### Selected passage:
The Main Castle Keep at Takashima Castle

Takashima Castle in Suwa, Nagano Prefecture

Takashima Castle on the shores of Lake Suwa in Nagano Prefecture is one of the most beautiful castles in Japan. The original castle was built in 1598 on a small island on Lake Suwa (Suwa-ko). The castle was known as “The Floating Castle of Suwa” as it appeared to be floating on top of the lake. It was considered an impregnable water fortress. The castle is famous for being the highest elevated flatland castle ever constructed in Japan.

Most of the original structures were torn down during the Meiji Restoration with the stone walls the only original part remaining. A large restoration process took place in 1970 with the castle keep, kabuki gate and sumi yagura (corner turret) all being fully restored. The area that was the main bailey (honmaru) has been turned into a beautiful public park.

An Overview of Takashima Castle

The main enclosures of the honmaru, ninomaru and sannomaru were arranged in a direct line, which was typical of hilltop castles of the era. The entire fortress was a water castle being surrounded by Lake Suwa and several rivers.

The Honmaru was the main bailey and contained the three-story castle keep. The daimyo (feudal lord) residence and administrative offices were also contained within the honmaru.

The Ninomaru or second bailey contained a residence for the chief retainer as well as staff workroom, rice storeroom, treasury and stables.

The Sannomaru or third bailey contained more residences and offices for staff members.

What to See at Takashima Castle

The Main Castle Keep ~ Donjon

The three-story castle keep (donjon) is located within the honmaru and is approximately 20 meters high. The modern structure is a concrete reconstruction that was built in 1970. I quite like its interesting light-brown colour which is very different from most other castles in Japan. The view from the top of the main keep is spectacular, and on a clear day you can see the iconic Mount Fuji.

Stone Walls and Main Castle Keep

The Kabuki-mon Gate

The Kabuki-mon Gate guarded the main entrance to the honmaru and is reached by crossing the main bridge over the moat. The gate is very beautiful in its simplicity and basically consists of two front vertical pillars with one horizontal cross beam.

### Given task:
Reproduce the Takashima Castle text verbatim from "Takashima Castle on" to "constructed in Japan.".

### Data provided:
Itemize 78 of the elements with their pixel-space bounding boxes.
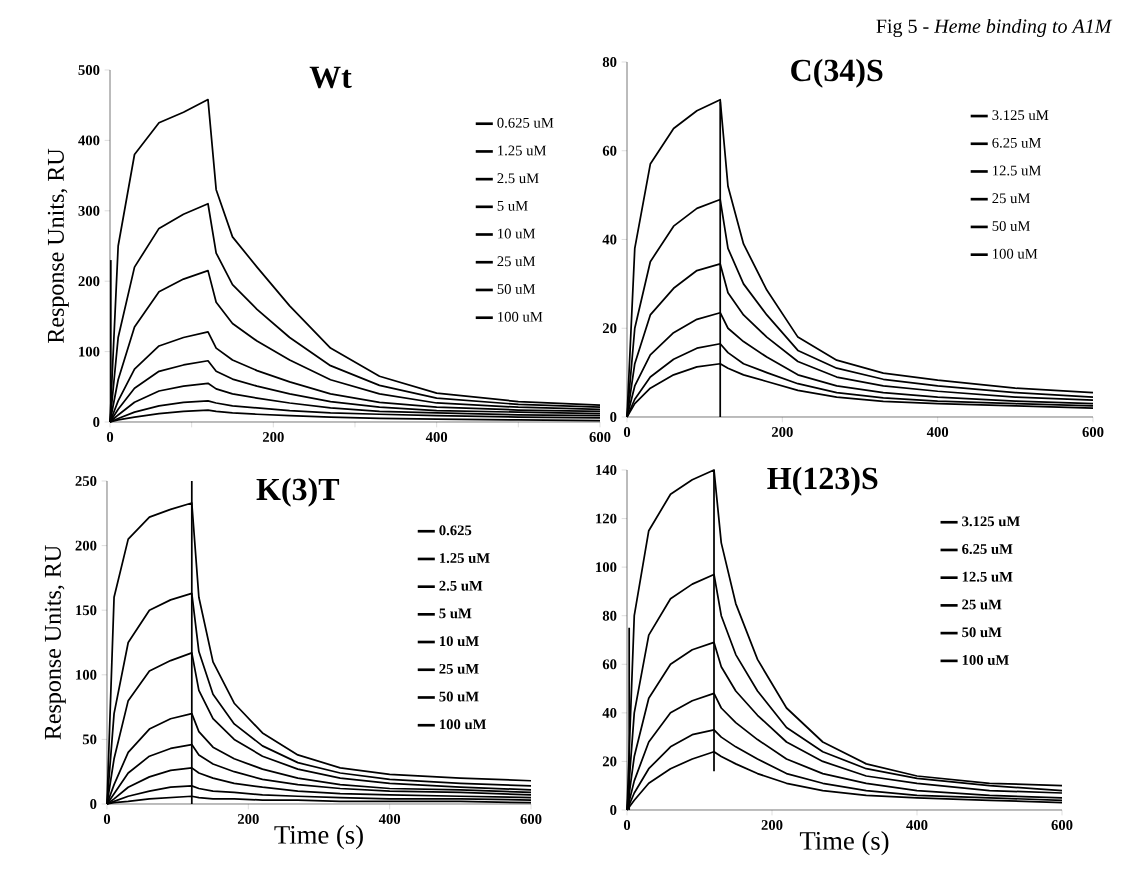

### Right answer:
Takashima Castle on the shores of Lake Suwa in Nagano Prefecture is one of the most beautiful castles in Japan. The original castle was built in 1598 on a small island on Lake Suwa (Suwa-ko). The castle was known as “The Floating Castle of Suwa” as it appeared to be floating on top of the lake. It was considered an impregnable water fortress. The castle is famous for being the highest elevated flatland castle ever constructed in Japan.